-- Start --

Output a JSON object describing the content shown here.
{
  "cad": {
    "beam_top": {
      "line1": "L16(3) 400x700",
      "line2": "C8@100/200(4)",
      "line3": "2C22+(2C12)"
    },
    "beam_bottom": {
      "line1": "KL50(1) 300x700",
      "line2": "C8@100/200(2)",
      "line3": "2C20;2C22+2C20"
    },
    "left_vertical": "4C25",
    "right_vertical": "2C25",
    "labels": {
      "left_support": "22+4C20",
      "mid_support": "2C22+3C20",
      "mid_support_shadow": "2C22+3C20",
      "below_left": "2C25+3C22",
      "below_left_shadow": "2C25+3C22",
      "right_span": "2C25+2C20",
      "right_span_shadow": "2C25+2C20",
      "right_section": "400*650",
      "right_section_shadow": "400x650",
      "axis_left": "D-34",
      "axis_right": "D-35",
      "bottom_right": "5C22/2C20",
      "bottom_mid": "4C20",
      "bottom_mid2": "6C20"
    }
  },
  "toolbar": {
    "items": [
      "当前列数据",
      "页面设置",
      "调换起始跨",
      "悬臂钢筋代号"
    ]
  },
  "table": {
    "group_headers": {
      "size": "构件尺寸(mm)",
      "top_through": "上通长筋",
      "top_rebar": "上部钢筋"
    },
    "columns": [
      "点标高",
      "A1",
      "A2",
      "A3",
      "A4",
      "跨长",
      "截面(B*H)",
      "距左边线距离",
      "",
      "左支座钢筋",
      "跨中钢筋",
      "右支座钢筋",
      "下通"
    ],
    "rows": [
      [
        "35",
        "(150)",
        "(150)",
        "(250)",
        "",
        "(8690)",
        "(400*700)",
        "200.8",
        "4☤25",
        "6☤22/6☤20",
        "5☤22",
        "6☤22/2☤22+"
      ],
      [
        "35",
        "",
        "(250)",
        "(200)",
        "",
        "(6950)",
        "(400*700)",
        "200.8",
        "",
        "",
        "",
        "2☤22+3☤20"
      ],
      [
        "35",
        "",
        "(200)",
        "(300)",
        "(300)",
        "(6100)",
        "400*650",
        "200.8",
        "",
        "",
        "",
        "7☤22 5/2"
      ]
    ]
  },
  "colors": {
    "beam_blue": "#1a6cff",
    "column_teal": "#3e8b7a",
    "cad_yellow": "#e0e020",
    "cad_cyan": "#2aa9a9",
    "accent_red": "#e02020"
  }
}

-- End --
-- Start --

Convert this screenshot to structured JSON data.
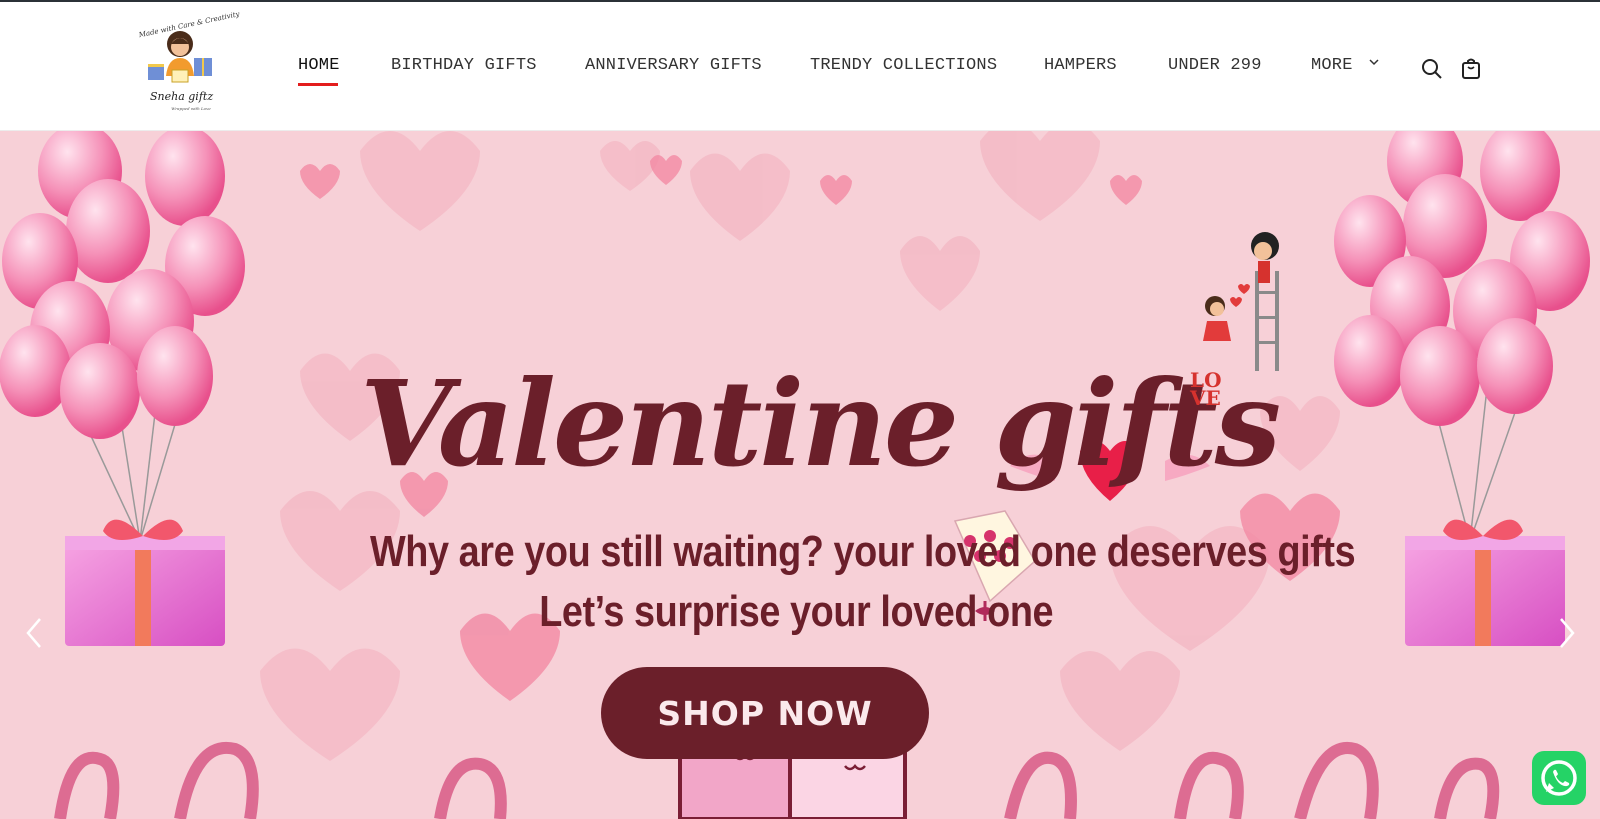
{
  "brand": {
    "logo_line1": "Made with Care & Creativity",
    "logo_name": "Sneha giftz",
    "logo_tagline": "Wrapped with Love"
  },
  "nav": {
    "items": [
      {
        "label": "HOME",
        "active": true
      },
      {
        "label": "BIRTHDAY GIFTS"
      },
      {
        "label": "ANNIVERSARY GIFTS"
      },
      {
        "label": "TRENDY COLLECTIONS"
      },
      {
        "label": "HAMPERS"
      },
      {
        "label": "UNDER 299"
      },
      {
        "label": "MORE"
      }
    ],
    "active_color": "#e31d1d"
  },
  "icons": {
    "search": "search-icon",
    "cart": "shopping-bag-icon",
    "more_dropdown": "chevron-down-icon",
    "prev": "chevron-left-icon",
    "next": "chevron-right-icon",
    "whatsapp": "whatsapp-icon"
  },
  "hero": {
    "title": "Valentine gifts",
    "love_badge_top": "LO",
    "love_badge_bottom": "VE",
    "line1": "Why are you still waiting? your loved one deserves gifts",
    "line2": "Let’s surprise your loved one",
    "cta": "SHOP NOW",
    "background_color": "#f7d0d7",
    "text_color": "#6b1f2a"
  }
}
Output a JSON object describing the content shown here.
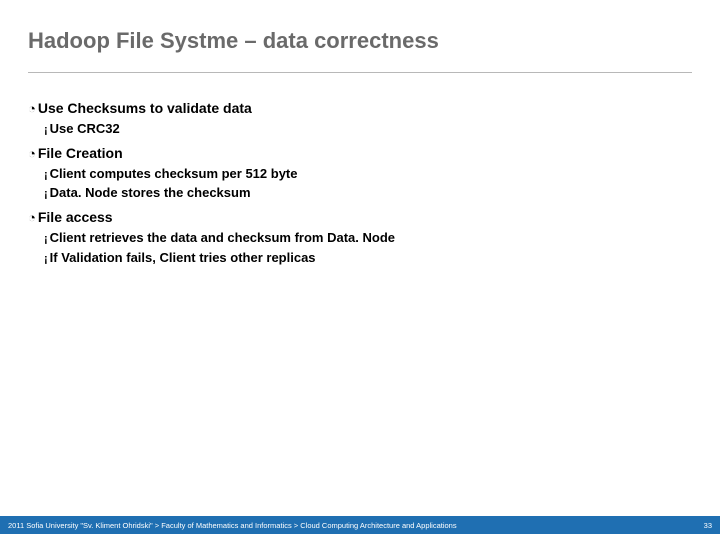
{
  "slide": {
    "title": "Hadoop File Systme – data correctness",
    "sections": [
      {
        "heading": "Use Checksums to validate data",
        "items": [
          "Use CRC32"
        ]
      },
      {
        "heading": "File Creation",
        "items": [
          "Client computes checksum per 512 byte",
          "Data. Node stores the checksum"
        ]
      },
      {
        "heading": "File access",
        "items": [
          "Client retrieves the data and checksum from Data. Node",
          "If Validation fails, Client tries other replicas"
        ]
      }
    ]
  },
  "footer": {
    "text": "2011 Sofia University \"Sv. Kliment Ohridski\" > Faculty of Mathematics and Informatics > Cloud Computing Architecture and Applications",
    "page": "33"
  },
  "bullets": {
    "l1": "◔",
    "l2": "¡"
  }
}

-- End --

» YOUR INSTRUCTIONS
Filter the entries above down to the lines containing the word "File".

» RESPONSE TO THIS EXERCISE
    "title": "Hadoop File Systme – data correctness",
        "heading": "File Creation",
        "heading": "File access",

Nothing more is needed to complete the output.